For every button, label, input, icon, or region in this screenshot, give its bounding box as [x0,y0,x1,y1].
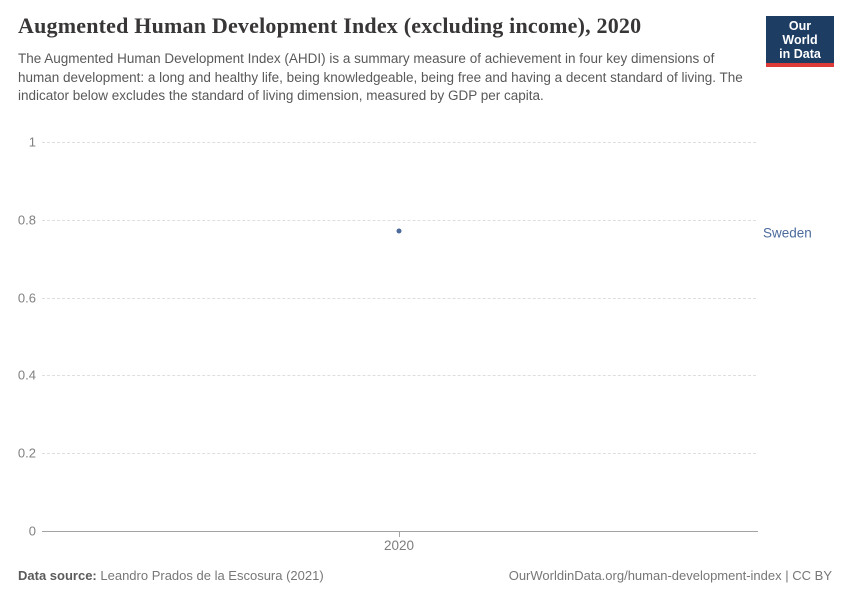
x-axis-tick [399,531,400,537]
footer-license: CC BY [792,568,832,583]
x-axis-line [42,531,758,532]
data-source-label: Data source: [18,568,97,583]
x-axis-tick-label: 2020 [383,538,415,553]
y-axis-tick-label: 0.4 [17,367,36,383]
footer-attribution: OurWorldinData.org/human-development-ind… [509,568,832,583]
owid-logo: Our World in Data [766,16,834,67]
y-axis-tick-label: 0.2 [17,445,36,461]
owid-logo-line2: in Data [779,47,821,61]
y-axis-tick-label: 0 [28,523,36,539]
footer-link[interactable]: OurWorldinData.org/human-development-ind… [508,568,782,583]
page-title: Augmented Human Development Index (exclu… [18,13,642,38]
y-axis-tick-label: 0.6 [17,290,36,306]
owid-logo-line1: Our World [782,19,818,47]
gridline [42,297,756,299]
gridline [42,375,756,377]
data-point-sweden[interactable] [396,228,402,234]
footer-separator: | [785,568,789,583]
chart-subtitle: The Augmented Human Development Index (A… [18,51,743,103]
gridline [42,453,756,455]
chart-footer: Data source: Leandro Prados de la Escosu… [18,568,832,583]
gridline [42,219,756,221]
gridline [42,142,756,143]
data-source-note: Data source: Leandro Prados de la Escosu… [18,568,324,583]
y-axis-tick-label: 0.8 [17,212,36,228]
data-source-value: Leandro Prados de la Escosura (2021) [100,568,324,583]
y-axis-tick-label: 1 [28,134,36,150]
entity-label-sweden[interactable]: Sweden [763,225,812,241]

========================================================================

**OBIETTIVO DELL'ESERCIZIO**: Trascriva parola per parola tutte le righe dei record riportati sopra, tralasciando le immagini.

**RISPOSTA AL COMPITO**:
For every button, label, input, icon, or region in this screenshot, give its bounding box as [x0,y0,x1,y1].
x-axis-tick [399,531,400,537]
footer-license: CC BY [792,568,832,583]
x-axis-line [42,531,758,532]
data-source-label: Data source: [18,568,97,583]
x-axis-tick-label: 2020 [383,538,415,553]
y-axis-tick-label: 0.4 [17,367,36,383]
footer-attribution: OurWorldinData.org/human-development-ind… [509,568,832,583]
owid-logo: Our World in Data [766,16,834,67]
y-axis-tick-label: 0.2 [17,445,36,461]
owid-logo-line2: in Data [779,47,821,61]
y-axis-tick-label: 0 [28,523,36,539]
footer-link[interactable]: OurWorldinData.org/human-development-ind… [508,568,782,583]
page-title: Augmented Human Development Index (exclu… [18,13,642,38]
y-axis-tick-label: 0.6 [17,290,36,306]
owid-logo-line1: Our World [782,19,818,47]
gridline [42,297,756,299]
gridline [42,375,756,377]
data-point-sweden[interactable] [396,228,402,234]
footer-separator: | [785,568,789,583]
chart-subtitle: The Augmented Human Development Index (A… [18,51,743,103]
gridline [42,453,756,455]
chart-footer: Data source: Leandro Prados de la Escosu… [18,568,832,583]
gridline [42,219,756,221]
gridline [42,142,756,143]
data-source-note: Data source: Leandro Prados de la Escosu… [18,568,324,583]
y-axis-tick-label: 0.8 [17,212,36,228]
data-source-value: Leandro Prados de la Escosura (2021) [100,568,324,583]
y-axis-tick-label: 1 [28,134,36,150]
entity-label-sweden[interactable]: Sweden [763,225,812,241]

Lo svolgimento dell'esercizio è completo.